> [SET EXERCISE] Write out the entries below word for word, from the first line through the line containing "- banner-area: 手机软件展示: [0, 0, 790, 92]", with both ends included.

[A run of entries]

— start —

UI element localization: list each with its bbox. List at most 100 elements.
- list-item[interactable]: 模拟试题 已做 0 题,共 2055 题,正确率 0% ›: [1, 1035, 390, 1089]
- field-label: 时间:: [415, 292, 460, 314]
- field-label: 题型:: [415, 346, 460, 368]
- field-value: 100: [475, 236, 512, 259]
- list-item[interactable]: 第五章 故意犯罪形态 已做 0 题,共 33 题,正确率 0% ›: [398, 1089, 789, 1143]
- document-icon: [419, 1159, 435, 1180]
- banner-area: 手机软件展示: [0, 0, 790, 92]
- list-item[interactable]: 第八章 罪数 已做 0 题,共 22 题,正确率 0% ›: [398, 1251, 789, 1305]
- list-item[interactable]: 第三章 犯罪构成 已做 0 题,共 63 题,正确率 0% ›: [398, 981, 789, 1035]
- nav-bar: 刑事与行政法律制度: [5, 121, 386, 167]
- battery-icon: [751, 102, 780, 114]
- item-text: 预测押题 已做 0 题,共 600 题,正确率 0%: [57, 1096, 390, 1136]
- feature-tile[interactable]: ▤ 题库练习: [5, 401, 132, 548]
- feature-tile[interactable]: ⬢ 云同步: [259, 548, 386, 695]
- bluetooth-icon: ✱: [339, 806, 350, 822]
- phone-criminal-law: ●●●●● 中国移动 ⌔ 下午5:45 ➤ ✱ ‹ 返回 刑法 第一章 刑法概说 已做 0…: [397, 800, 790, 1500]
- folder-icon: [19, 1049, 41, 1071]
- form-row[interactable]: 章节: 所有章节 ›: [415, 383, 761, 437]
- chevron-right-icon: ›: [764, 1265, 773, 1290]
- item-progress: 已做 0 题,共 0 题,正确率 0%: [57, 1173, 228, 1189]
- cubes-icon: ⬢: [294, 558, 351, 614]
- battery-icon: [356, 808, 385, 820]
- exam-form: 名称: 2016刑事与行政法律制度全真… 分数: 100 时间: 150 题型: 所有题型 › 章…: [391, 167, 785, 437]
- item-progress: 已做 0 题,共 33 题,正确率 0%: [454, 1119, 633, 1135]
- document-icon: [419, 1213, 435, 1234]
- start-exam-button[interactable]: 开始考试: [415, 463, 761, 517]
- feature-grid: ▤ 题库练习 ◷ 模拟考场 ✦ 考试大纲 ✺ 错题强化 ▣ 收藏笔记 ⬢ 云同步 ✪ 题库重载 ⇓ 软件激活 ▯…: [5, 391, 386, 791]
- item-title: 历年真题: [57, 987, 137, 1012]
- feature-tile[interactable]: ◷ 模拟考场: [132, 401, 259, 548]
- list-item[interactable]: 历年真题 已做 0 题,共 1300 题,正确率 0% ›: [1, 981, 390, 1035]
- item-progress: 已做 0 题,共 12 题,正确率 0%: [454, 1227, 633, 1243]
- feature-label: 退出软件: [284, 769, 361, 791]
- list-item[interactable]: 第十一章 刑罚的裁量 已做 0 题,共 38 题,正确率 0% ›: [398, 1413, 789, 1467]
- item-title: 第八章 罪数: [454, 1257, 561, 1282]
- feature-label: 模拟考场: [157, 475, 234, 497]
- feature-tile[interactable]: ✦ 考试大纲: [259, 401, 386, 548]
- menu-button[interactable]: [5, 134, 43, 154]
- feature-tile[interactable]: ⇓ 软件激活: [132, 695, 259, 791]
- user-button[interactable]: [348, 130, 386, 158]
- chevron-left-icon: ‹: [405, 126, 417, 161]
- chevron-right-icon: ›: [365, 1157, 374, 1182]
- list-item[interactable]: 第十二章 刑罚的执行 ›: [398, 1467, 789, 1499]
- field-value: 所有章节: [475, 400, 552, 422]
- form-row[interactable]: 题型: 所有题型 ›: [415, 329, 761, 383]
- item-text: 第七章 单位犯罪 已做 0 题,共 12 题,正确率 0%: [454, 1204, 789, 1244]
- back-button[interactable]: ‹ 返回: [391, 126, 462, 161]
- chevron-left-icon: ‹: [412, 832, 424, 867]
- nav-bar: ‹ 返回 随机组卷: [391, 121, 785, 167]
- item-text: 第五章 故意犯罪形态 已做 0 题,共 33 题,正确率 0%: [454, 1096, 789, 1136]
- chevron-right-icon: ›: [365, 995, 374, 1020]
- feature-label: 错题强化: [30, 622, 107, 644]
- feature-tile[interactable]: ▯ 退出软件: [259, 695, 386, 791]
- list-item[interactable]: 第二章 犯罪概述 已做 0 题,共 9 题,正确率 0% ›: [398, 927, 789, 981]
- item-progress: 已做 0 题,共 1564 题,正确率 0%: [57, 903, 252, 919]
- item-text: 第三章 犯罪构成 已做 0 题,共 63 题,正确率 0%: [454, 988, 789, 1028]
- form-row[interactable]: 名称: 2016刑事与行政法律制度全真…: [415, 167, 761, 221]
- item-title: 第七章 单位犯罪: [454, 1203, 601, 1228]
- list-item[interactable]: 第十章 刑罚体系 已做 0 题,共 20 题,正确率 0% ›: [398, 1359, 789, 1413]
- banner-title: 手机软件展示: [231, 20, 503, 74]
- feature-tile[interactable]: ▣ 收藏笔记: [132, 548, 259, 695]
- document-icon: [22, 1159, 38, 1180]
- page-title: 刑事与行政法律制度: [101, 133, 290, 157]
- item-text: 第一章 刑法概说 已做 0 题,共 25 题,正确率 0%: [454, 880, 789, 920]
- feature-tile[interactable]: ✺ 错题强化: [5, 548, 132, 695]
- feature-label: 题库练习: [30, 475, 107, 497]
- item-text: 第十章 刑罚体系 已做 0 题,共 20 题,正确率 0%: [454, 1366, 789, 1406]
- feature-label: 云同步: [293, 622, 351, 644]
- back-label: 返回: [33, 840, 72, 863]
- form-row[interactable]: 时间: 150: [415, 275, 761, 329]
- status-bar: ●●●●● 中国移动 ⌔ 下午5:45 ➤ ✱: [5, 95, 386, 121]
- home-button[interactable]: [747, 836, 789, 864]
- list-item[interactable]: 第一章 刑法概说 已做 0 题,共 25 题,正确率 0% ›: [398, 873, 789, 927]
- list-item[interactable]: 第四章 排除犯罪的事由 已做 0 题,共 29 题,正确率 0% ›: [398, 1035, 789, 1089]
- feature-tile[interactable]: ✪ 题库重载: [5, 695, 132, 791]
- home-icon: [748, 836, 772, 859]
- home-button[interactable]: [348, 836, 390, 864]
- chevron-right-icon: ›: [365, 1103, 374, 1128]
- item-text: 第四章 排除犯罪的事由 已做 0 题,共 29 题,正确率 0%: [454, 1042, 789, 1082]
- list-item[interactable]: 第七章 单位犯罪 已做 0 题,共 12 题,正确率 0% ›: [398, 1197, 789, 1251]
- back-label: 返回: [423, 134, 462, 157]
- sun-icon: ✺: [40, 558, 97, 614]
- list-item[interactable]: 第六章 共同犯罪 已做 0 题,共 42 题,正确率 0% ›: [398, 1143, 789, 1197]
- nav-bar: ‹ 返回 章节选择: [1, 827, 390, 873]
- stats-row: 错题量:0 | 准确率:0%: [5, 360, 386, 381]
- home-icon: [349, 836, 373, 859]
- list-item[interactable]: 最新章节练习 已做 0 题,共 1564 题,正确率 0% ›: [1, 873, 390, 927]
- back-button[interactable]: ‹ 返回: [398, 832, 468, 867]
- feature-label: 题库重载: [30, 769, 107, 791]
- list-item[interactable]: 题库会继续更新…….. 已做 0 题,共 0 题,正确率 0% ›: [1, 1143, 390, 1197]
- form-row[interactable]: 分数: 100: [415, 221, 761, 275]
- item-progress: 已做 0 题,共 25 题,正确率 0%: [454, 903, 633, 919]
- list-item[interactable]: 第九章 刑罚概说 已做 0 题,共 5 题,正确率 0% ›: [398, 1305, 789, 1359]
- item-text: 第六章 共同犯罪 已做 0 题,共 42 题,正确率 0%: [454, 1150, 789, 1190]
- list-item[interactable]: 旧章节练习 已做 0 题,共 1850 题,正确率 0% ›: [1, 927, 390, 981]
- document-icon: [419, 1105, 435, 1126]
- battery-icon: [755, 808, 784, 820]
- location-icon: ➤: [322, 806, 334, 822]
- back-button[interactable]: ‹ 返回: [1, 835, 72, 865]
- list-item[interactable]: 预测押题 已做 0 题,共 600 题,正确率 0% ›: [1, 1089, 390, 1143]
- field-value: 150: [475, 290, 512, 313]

— end —

> [RESULT BELOW]
UI element localization: list each with its bbox. List at most 100 elements.
- list-item[interactable]: 模拟试题 已做 0 题,共 2055 题,正确率 0% ›: [1, 1035, 390, 1089]
- field-label: 时间:: [415, 292, 460, 314]
- field-label: 题型:: [415, 346, 460, 368]
- field-value: 100: [475, 236, 512, 259]
- list-item[interactable]: 第五章 故意犯罪形态 已做 0 题,共 33 题,正确率 0% ›: [398, 1089, 789, 1143]
- document-icon: [419, 1159, 435, 1180]
- banner-area: 手机软件展示: [0, 0, 790, 92]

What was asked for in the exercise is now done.